_What the exercise asks_
Below is a listing. Gather each line of it that contains "title".

_Material for the task_
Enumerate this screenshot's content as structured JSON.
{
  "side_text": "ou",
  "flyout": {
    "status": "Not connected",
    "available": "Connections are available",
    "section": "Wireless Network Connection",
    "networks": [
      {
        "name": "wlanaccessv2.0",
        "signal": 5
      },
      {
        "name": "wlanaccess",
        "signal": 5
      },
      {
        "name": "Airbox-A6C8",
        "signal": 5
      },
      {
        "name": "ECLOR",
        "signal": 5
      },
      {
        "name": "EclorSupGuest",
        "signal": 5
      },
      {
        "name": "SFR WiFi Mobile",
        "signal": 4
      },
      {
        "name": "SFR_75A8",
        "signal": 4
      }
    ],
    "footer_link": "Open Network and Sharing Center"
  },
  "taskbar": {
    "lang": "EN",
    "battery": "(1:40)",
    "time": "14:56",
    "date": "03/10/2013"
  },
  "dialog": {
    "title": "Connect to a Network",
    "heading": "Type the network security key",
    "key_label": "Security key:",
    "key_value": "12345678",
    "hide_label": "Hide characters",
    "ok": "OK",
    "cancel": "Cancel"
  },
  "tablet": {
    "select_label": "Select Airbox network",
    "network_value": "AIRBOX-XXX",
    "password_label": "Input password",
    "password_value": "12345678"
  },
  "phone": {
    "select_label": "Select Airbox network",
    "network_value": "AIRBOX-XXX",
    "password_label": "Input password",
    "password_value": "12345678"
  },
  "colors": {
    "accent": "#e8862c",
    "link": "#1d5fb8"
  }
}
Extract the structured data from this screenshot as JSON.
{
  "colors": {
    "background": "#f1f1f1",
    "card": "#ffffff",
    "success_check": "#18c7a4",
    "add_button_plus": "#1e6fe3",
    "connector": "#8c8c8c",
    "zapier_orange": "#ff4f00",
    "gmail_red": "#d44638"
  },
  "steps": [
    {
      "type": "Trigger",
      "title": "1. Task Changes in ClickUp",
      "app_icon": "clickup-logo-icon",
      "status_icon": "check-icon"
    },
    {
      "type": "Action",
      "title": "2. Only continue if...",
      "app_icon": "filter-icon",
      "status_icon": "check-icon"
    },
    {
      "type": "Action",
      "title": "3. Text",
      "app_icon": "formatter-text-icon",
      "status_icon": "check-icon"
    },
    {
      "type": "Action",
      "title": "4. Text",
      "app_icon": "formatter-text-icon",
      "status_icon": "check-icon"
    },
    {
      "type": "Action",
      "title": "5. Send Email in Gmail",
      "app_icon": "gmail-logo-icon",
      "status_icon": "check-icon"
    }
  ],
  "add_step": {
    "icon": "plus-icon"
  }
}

_Solution for this exercise_
    "title": "Connect to a Network",
      "title": "1. Task Changes in ClickUp",
      "title": "2. Only continue if...",
      "title": "3. Text",
      "title": "4. Text",
      "title": "5. Send Email in Gmail",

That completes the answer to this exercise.